──────── DATA FOR THIS TASK ────────

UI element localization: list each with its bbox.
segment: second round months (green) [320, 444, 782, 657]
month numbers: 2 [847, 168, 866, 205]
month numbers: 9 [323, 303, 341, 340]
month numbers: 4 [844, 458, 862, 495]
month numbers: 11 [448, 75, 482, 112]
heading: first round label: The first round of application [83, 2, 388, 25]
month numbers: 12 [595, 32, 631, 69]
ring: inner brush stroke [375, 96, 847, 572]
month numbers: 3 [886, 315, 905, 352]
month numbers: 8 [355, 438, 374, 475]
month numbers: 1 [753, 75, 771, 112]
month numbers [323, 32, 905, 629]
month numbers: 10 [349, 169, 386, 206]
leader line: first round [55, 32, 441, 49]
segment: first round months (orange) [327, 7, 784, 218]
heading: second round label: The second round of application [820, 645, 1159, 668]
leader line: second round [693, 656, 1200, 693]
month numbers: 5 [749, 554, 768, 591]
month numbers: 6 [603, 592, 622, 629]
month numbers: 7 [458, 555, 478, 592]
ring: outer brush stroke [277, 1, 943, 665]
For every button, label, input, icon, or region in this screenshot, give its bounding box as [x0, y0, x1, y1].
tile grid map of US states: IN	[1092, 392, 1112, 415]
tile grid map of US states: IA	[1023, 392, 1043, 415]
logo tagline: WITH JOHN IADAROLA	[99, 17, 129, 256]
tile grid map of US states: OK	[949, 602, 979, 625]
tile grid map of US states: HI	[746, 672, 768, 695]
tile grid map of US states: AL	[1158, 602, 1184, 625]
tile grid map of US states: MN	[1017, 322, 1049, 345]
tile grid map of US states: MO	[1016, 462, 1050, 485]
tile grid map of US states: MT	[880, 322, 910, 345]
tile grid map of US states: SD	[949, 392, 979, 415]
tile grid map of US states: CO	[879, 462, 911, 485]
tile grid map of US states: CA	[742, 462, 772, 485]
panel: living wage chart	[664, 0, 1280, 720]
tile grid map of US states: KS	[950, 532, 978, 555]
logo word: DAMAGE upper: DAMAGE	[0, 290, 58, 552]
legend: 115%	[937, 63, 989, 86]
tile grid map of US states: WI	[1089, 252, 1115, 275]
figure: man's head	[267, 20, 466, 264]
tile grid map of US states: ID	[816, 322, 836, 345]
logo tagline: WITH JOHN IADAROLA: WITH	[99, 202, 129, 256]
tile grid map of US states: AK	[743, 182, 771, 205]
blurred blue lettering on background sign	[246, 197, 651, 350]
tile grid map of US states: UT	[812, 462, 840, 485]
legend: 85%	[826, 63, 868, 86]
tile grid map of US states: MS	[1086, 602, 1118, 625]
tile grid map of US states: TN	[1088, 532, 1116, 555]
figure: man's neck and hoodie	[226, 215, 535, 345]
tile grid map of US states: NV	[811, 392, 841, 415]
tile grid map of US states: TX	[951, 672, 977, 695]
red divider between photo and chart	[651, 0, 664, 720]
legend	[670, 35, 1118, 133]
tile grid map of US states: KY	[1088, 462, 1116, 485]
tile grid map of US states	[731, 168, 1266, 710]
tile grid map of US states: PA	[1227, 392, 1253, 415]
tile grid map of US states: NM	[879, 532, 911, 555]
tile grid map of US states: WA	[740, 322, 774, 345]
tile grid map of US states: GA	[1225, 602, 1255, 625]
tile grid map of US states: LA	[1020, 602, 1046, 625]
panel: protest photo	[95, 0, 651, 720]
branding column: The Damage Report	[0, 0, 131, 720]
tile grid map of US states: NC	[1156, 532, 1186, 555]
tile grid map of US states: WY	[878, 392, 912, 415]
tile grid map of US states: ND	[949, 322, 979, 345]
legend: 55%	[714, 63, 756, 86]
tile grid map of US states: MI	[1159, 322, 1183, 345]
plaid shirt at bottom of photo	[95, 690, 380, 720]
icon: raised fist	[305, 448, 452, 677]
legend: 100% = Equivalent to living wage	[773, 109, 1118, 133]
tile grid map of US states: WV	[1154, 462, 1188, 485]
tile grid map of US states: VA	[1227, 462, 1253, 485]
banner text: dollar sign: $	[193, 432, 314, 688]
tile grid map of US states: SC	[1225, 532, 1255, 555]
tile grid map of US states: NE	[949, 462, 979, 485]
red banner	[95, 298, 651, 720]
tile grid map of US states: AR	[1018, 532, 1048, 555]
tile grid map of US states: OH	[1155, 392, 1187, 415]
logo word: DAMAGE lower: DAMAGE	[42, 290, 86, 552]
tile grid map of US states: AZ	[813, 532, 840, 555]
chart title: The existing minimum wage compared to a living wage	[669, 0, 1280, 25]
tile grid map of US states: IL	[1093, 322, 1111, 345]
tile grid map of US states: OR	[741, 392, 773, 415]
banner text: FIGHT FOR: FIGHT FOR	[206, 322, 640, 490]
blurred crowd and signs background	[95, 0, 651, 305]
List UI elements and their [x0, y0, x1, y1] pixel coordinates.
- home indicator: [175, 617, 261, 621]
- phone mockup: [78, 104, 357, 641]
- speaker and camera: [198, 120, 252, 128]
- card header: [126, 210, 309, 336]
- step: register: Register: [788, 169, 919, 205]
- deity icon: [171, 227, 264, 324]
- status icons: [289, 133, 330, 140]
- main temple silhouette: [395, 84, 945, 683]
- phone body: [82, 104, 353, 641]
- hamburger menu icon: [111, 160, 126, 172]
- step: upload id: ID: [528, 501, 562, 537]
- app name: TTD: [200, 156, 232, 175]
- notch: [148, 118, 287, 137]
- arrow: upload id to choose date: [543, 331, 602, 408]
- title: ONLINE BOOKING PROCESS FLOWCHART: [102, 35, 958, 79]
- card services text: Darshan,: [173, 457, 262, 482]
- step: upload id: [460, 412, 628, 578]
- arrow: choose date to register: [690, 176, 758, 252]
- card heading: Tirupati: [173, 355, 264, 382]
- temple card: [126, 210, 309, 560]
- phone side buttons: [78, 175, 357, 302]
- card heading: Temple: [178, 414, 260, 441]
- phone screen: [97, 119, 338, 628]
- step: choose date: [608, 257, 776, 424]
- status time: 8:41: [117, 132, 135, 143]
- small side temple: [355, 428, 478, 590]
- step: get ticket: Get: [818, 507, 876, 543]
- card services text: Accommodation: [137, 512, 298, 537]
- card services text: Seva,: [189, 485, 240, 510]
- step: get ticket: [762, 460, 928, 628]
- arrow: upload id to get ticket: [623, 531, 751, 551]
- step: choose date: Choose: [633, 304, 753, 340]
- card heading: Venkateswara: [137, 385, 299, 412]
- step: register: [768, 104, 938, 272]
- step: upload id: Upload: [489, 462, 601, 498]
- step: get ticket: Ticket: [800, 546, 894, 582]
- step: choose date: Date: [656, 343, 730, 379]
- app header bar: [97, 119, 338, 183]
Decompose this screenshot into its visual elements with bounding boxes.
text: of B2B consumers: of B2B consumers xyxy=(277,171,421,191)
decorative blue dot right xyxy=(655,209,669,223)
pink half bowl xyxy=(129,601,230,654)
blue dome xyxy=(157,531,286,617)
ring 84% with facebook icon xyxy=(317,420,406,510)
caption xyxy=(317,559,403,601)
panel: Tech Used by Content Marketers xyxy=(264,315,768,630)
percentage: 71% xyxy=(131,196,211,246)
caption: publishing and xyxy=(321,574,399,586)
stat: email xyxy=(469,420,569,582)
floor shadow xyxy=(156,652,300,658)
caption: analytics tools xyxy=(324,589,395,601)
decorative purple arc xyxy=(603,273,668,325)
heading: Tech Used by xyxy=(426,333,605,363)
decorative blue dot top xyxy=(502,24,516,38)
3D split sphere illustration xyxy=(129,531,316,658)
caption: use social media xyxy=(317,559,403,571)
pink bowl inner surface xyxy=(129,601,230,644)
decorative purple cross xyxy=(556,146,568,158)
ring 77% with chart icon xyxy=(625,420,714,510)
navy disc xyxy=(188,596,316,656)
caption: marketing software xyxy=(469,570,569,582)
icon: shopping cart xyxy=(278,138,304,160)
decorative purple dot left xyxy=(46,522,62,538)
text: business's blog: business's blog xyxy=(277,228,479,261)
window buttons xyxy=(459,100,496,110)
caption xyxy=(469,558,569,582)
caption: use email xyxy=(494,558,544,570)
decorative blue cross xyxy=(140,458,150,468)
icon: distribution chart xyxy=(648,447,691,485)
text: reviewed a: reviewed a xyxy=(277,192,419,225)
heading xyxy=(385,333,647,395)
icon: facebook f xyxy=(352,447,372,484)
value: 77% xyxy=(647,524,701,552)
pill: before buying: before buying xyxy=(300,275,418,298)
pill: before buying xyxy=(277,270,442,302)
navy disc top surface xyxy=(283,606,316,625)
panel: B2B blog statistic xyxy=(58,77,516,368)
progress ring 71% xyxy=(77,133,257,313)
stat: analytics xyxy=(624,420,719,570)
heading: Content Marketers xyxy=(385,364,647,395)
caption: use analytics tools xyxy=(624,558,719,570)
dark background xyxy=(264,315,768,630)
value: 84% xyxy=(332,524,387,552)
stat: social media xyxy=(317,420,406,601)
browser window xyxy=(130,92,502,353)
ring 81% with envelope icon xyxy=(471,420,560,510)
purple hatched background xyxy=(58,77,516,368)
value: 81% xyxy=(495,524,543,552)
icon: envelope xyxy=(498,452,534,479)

────────

EXERCISE BRIEF: Transcribe the material above verbatim, from its first line through the line containing "202, 129, 256]", including both of those lines.

ANSWER TO THIS EXERCISE:
UI element localization: list each with its bbox.
segment: second round months (green) [320, 444, 782, 657]
month numbers: 2 [847, 168, 866, 205]
month numbers: 9 [323, 303, 341, 340]
month numbers: 4 [844, 458, 862, 495]
month numbers: 11 [448, 75, 482, 112]
heading: first round label: The first round of application [83, 2, 388, 25]
month numbers: 12 [595, 32, 631, 69]
ring: inner brush stroke [375, 96, 847, 572]
month numbers: 3 [886, 315, 905, 352]
month numbers: 8 [355, 438, 374, 475]
month numbers: 1 [753, 75, 771, 112]
month numbers [323, 32, 905, 629]
month numbers: 10 [349, 169, 386, 206]
leader line: first round [55, 32, 441, 49]
segment: first round months (orange) [327, 7, 784, 218]
heading: second round label: The second round of application [820, 645, 1159, 668]
leader line: second round [693, 656, 1200, 693]
month numbers: 5 [749, 554, 768, 591]
month numbers: 6 [603, 592, 622, 629]
month numbers: 7 [458, 555, 478, 592]
ring: outer brush stroke [277, 1, 943, 665]
For every button, label, input, icon, or region in this screenshot, give its bounding box as [x0, y0, x1, y1].
tile grid map of US states: IN	[1092, 392, 1112, 415]
tile grid map of US states: IA	[1023, 392, 1043, 415]
logo tagline: WITH JOHN IADAROLA	[99, 17, 129, 256]
tile grid map of US states: OK	[949, 602, 979, 625]
tile grid map of US states: HI	[746, 672, 768, 695]
tile grid map of US states: AL	[1158, 602, 1184, 625]
tile grid map of US states: MN	[1017, 322, 1049, 345]
tile grid map of US states: MO	[1016, 462, 1050, 485]
tile grid map of US states: MT	[880, 322, 910, 345]
tile grid map of US states: SD	[949, 392, 979, 415]
tile grid map of US states: CO	[879, 462, 911, 485]
tile grid map of US states: CA	[742, 462, 772, 485]
panel: living wage chart	[664, 0, 1280, 720]
tile grid map of US states: KS	[950, 532, 978, 555]
logo word: DAMAGE upper: DAMAGE	[0, 290, 58, 552]
legend: 115%	[937, 63, 989, 86]
tile grid map of US states: WI	[1089, 252, 1115, 275]
figure: man's head	[267, 20, 466, 264]
tile grid map of US states: ID	[816, 322, 836, 345]
logo tagline: WITH JOHN IADAROLA: WITH	[99, 202, 129, 256]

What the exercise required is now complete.